▶ _PROMPT_
Locate each row below that contains the string "filter", with case counting, and copy those rows in full.

▶ _RECORDS_
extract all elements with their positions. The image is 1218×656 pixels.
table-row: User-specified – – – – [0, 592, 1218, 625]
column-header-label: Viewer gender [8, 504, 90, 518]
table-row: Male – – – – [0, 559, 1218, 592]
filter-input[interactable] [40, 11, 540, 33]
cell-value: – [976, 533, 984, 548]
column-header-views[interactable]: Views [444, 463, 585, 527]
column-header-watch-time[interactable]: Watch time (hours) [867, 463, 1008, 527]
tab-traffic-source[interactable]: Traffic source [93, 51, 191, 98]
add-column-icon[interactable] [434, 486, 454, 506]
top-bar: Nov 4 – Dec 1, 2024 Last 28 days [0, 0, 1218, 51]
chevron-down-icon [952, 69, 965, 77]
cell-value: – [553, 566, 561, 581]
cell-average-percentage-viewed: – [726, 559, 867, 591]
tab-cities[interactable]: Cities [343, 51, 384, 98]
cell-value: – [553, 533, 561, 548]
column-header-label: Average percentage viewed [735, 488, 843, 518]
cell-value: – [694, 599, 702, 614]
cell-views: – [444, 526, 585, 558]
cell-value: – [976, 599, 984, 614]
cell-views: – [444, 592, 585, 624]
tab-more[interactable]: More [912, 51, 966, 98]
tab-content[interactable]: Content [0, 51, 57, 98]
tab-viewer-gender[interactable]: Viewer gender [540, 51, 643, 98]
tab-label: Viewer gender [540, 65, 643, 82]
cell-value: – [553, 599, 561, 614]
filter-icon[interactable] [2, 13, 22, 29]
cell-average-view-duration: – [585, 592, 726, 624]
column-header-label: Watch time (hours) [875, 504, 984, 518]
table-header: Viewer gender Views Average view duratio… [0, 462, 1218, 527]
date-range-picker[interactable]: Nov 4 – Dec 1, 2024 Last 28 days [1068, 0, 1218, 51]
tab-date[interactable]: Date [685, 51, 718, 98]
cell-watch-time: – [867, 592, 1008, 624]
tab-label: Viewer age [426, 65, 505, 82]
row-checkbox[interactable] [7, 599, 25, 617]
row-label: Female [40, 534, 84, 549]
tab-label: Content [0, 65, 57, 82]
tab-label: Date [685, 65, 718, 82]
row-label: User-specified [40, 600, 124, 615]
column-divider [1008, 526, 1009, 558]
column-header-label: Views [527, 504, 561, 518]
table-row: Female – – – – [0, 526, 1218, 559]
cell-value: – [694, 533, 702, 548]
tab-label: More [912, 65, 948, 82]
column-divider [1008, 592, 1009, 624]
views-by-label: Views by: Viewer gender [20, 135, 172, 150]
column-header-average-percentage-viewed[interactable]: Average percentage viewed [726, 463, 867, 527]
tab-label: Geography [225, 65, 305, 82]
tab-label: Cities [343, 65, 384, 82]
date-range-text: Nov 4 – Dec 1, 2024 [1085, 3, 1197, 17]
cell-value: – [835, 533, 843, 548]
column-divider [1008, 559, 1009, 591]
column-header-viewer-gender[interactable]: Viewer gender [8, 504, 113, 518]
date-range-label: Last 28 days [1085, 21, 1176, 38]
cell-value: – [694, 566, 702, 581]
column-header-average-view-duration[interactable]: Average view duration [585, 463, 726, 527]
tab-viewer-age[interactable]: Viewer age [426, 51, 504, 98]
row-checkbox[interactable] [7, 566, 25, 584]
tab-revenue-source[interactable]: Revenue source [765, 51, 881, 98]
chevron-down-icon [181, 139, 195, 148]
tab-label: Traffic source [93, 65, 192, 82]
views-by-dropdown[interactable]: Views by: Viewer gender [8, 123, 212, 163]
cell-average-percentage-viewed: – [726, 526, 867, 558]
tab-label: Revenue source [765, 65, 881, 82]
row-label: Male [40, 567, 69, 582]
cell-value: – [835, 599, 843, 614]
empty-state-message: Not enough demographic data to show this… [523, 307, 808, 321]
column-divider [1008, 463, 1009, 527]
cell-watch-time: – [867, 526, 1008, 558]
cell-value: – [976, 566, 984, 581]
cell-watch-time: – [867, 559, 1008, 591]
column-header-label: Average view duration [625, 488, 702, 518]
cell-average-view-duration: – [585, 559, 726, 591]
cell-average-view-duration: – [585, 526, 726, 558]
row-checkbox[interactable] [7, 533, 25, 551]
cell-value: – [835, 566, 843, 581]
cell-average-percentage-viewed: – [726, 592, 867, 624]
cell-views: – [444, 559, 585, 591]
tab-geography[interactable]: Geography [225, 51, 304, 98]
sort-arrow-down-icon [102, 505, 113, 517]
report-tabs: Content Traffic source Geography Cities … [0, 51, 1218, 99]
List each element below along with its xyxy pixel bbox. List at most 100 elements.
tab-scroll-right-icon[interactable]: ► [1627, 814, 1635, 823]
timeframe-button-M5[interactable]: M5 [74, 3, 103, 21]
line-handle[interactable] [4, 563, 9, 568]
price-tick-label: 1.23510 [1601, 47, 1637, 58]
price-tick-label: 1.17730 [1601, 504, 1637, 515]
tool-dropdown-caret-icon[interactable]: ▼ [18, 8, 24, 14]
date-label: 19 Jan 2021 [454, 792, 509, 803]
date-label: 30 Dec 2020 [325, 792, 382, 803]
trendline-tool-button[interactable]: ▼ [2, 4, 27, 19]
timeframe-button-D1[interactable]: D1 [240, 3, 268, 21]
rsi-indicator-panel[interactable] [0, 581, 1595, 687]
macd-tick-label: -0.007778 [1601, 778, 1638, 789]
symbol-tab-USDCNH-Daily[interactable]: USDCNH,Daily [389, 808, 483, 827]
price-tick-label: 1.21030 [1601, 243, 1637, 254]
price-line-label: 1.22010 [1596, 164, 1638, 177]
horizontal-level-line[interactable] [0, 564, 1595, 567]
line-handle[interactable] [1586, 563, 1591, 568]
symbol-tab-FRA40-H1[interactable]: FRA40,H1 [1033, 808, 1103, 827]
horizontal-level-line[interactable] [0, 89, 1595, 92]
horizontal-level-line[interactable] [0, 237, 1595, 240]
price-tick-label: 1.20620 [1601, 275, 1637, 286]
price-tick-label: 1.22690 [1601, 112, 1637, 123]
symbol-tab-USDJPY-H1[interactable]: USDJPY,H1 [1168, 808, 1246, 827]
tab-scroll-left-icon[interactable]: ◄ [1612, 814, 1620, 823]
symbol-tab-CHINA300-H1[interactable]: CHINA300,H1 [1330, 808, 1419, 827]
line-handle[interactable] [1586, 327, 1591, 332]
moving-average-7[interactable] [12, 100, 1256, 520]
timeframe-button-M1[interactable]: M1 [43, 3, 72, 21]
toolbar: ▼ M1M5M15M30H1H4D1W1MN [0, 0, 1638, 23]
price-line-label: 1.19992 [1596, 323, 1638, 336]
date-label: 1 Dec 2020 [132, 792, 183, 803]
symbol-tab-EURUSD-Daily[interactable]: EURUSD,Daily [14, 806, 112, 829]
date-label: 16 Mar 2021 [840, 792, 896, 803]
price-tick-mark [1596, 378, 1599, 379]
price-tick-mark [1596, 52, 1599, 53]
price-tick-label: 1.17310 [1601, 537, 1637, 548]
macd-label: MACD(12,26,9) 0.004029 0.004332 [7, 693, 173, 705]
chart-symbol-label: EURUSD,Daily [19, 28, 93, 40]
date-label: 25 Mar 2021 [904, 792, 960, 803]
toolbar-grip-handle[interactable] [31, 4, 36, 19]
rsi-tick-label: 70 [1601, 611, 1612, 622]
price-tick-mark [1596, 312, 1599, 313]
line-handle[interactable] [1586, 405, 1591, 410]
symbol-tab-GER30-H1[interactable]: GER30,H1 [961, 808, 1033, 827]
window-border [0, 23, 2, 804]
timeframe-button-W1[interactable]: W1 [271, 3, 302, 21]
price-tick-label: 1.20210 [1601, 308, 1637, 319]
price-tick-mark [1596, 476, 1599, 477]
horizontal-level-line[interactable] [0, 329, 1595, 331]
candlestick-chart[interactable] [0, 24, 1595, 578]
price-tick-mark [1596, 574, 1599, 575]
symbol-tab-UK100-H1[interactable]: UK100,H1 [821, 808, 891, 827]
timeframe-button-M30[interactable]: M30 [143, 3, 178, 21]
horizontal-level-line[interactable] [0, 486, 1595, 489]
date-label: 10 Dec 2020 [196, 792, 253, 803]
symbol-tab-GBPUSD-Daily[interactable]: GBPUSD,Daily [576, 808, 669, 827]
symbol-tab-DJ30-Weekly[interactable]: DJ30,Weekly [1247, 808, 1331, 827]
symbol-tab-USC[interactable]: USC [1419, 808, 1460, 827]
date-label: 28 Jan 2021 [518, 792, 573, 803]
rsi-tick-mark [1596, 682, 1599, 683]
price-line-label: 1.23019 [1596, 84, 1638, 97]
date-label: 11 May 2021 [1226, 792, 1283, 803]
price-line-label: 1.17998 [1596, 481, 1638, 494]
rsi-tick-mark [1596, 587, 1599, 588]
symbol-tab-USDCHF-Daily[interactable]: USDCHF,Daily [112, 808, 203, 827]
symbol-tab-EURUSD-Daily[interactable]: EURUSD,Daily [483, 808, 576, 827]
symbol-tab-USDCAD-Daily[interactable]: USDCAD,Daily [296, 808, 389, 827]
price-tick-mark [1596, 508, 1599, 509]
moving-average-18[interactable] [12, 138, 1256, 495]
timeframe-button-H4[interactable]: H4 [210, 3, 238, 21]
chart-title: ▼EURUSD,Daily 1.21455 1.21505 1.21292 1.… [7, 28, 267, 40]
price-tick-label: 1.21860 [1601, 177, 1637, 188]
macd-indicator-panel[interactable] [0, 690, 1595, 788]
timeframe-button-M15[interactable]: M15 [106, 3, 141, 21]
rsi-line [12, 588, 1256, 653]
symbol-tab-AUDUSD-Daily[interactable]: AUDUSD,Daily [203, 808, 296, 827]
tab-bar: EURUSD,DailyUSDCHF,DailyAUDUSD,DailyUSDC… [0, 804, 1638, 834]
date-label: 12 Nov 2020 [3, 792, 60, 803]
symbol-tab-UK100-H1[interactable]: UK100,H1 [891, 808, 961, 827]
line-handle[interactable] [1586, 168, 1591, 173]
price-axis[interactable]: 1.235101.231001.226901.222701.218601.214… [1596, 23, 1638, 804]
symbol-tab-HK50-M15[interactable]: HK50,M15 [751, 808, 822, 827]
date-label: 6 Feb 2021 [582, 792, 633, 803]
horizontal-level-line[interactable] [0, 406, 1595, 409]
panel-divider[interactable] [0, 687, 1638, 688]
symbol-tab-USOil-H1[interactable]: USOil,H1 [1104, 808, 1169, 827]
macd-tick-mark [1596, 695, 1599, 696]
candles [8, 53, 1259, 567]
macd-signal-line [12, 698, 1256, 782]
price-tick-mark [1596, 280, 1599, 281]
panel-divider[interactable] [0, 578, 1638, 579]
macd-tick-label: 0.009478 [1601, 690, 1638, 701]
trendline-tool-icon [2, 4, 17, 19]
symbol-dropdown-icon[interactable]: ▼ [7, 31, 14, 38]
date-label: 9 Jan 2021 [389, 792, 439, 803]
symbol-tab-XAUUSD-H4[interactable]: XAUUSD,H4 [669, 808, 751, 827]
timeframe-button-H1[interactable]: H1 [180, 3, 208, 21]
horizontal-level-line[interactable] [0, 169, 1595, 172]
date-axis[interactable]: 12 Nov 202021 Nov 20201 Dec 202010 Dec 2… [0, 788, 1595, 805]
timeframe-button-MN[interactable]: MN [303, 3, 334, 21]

▶ _THE RESPONSE_
filter-input[interactable] [40, 11, 540, 33]
filter-icon[interactable] [2, 13, 22, 29]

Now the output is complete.